▶ [ACCIÓN REQUERIDA]:
¿Puedes repetir sin cambios todo lo que va desde "Se basa este" hasta "de la irrealidad." en la reseña sobre La España real?

▶ [FRAGMENTO DEL TEXTO]:

**********

La España real de Julián Marías
Muchas cátedras ha sostenido Julián Marías, sin que pudiera impedirlo la incomprensión e injusticia de la España oficial, que le privó de un puesto universitario para el que estaba llamado de una manera indiscutible e indisputable, y entre las muchas cátedras que ha sostenido no es la menor la cátedra de energía moral, que tanta falta nos hace a los españoles para que no decaiga nuestro ánimo. Constantemente ha sostenido este ánimo con la vigorosa corriente de su pensamiento.Pero una cátedra ininterrumpida a lo largo de su vida ha tenido por vehículo la letra impresa: el artículo periodístico, el ensayo en revistas de Filosofía o pensamiento, el libro de hondo análisis o de palpitante actualidad como el que ahora nos ofrece tratando de explorar la España real. Como capitán de los vientos y de las tempestades -que diría Alberti- para ser luego condecorado por un golpe de mar, se lanza al descubrimiento de una tierra ignota, próxima y remota a la vez: La España real. Julián Marías sabe mejor que nadie hasta dónde puede llegar el divorcio entre la España oficial y la España real. Si no hubiera sido por ese divorcio, hace muchos años hubiera sido catedrático de la Universidad de Madrid y hubiera conocido una cierta España real que no ha podido conocer por el hecho mismo de tal ruptura. Hubiera conocido mejor la situación real de la Universidad. En este caso, la España oficial le ha impedido conocer una parcela de la España real. Así son de complicadas las cosas.
La España real,
de Julián Marías. Espasa-Calpe,Colección Boreal. Madrid. 1976.
Se basa este título del libro de Marías en una contraposición establecida por José Ortega en Vieja y Nueva Política, el año 1914. Las fronteras de la España real y la España oficial son difíciles de delimitar. Ortega, evidentemente, como dice Marías, no cayó en la ingenuidad de pensar que la España oficial se reducía al Gobierno. La España oficial se compone de gobernantes y gobernados y, tanto unos como otros, pueden estar en la irrealidad. Pues la España oficial, como contrapuesta a la España real, no puede ser otra cosa que la España de la irrealidad.

**********

▶ [LISTA DE ENTRADAS]:
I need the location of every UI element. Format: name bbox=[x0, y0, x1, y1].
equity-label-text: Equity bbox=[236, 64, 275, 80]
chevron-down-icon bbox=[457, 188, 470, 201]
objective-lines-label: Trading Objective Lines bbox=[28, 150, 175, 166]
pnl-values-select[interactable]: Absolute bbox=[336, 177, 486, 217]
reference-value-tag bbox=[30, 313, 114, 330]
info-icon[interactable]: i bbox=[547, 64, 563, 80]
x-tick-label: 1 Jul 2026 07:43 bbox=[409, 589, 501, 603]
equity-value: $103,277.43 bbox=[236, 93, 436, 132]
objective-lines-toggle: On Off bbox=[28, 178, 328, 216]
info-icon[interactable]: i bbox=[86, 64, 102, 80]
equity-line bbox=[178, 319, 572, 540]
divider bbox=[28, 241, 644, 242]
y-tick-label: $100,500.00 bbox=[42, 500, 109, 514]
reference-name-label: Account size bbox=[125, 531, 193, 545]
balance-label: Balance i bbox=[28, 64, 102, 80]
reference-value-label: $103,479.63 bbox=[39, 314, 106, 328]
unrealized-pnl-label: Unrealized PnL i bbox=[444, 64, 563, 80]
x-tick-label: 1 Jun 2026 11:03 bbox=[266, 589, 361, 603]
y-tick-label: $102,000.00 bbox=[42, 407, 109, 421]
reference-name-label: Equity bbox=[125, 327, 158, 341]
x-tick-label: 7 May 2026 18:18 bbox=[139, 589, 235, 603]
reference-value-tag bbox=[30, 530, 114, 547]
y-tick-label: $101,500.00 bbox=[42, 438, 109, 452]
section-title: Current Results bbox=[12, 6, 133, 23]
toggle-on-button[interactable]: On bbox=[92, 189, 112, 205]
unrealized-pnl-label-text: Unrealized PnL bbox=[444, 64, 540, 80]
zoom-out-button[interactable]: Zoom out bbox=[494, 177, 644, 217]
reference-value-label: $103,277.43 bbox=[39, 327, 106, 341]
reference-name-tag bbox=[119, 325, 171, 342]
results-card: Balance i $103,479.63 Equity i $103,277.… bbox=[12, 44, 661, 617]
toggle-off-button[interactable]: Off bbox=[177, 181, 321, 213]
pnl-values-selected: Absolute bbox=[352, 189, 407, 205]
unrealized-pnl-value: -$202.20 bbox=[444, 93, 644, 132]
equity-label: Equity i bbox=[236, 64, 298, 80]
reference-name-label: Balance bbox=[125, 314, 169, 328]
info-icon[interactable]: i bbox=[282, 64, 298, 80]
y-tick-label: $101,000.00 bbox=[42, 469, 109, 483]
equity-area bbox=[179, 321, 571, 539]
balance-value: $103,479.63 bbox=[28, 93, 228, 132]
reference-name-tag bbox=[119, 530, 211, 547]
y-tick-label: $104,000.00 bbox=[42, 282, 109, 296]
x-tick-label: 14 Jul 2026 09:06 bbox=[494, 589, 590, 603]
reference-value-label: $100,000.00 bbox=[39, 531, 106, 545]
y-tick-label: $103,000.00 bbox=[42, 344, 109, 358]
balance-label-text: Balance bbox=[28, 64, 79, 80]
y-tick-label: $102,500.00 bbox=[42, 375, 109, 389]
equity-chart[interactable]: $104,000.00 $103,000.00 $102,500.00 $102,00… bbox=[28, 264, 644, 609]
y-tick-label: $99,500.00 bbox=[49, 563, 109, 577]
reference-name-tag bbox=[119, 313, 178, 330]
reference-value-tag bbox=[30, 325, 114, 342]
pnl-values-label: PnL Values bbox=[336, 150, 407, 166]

**********

▶ [RESPUESTA SOLICITADA]:
Se basa este título del libro de Marías en una contraposición establecida por José Ortega en Vieja y Nueva Política, el año 1914. Las fronteras de la España real y la España oficial son difíciles de delimitar. Ortega, evidentemente, como dice Marías, no cayó en la ingenuidad de pensar que la España oficial se reducía al Gobierno. La España oficial se compone de gobernantes y gobernados y, tanto unos como otros, pueden estar en la irrealidad. Pues la España oficial, como contrapuesta a la España real, no puede ser otra cosa que la España de la irrealidad.